▶ _INPUT ROWS_
-.-.-

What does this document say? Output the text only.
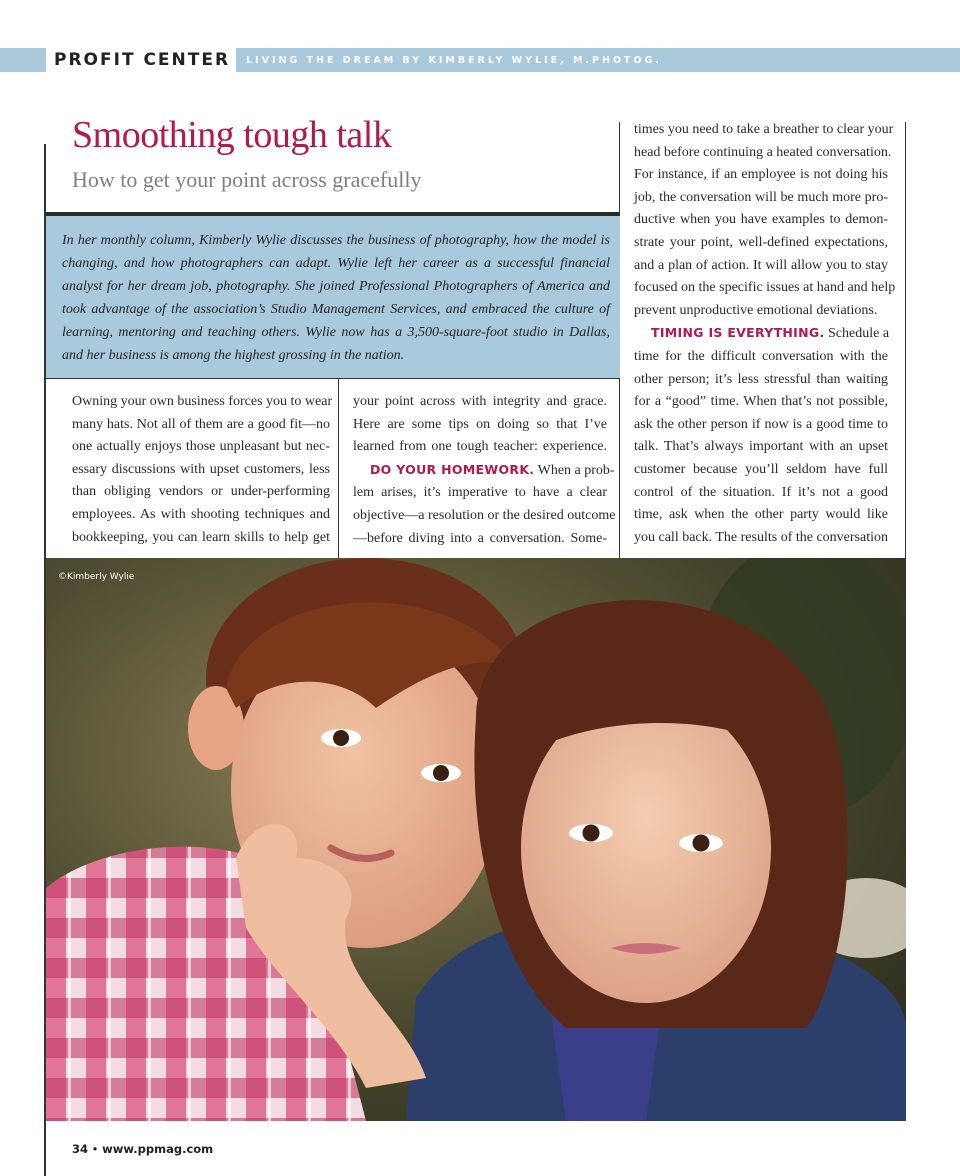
PROFIT CENTER LIVING THE DREAM BY KIMBERLY WYLIE, M.PHOTOG.
Smoothing tough talk
How to get your point across gracefully

In her monthly column, Kimberly Wylie discusses the business of photography, how the model is changing, and how photographers can adapt. Wylie left her career as a successful financial analyst for her dream job, photography. She joined Professional Photographers of America and took advantage of the association’s Studio Management Services, and embraced the culture of learning, mentoring and teaching others. Wylie now has a 3,500-square-foot studio in Dallas, and her business is among the highest grossing in the nation.

Owning your own business forces you to wear
many hats. Not all of them are a good fit—no
one actually enjoys those unpleasant but nec-
essary discussions with upset customers, less
than obliging vendors or under-performing
employees. As with shooting techniques and
bookkeeping, you can learn skills to help get
your point across with integrity and grace.
Here are some tips on doing so that I’ve
learned from one tough teacher: experience.
DO YOUR HOMEWORK. When a prob-
lem arises, it’s imperative to have a clear
objective—a resolution or the desired outcome
—before diving into a conversation. Some-
times you need to take a breather to clear your
head before continuing a heated conversation.
For instance, if an employee is not doing his
job, the conversation will be much more pro-
ductive when you have examples to demon-
strate your point, well-defined expectations,
and a plan of action. It will allow you to stay
focused on the specific issues at hand and help
prevent unproductive emotional deviations.
TIMING IS EVERYTHING. Schedule a
time for the difficult conversation with the
other person; it’s less stressful than waiting
for a “good” time. When that’s not possible,
ask the other person if now is a good time to
talk. That’s always important with an upset
customer because you’ll seldom have full
control of the situation. If it’s not a good
time, ask when the other party would like
you call back. The results of the conversation
©Kimberly Wylie
34 • www.ppmag.com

-.-.-

▶ _PROBLEM TO SOLVE_
Repeat the material above verbatim, with no pictures in the output.

▶ _REPLY_
What does this document say? Output the text only.
PROFIT CENTER LIVING THE DREAM BY KIMBERLY WYLIE, M.PHOTOG.
Smoothing tough talk
How to get your point across gracefully

In her monthly column, Kimberly Wylie discusses the business of photography, how the model is changing, and how photographers can adapt. Wylie left her career as a successful financial analyst for her dream job, photography. She joined Professional Photographers of America and took advantage of the association’s Studio Management Services, and embraced the culture of learning, mentoring and teaching others. Wylie now has a 3,500-square-foot studio in Dallas, and her business is among the highest grossing in the nation.

Owning your own business forces you to wear
many hats. Not all of them are a good fit—no
one actually enjoys those unpleasant but nec-
essary discussions with upset customers, less
than obliging vendors or under-performing
employees. As with shooting techniques and
bookkeeping, you can learn skills to help get
your point across with integrity and grace.
Here are some tips on doing so that I’ve
learned from one tough teacher: experience.
DO YOUR HOMEWORK. When a prob-
lem arises, it’s imperative to have a clear
objective—a resolution or the desired outcome
—before diving into a conversation. Some-
times you need to take a breather to clear your
head before continuing a heated conversation.
For instance, if an employee is not doing his
job, the conversation will be much more pro-
ductive when you have examples to demon-
strate your point, well-defined expectations,
and a plan of action. It will allow you to stay
focused on the specific issues at hand and help
prevent unproductive emotional deviations.
TIMING IS EVERYTHING. Schedule a
time for the difficult conversation with the
other person; it’s less stressful than waiting
for a “good” time. When that’s not possible,
ask the other person if now is a good time to
talk. That’s always important with an upset
customer because you’ll seldom have full
control of the situation. If it’s not a good
time, ask when the other party would like
you call back. The results of the conversation
©Kimberly Wylie
34 • www.ppmag.com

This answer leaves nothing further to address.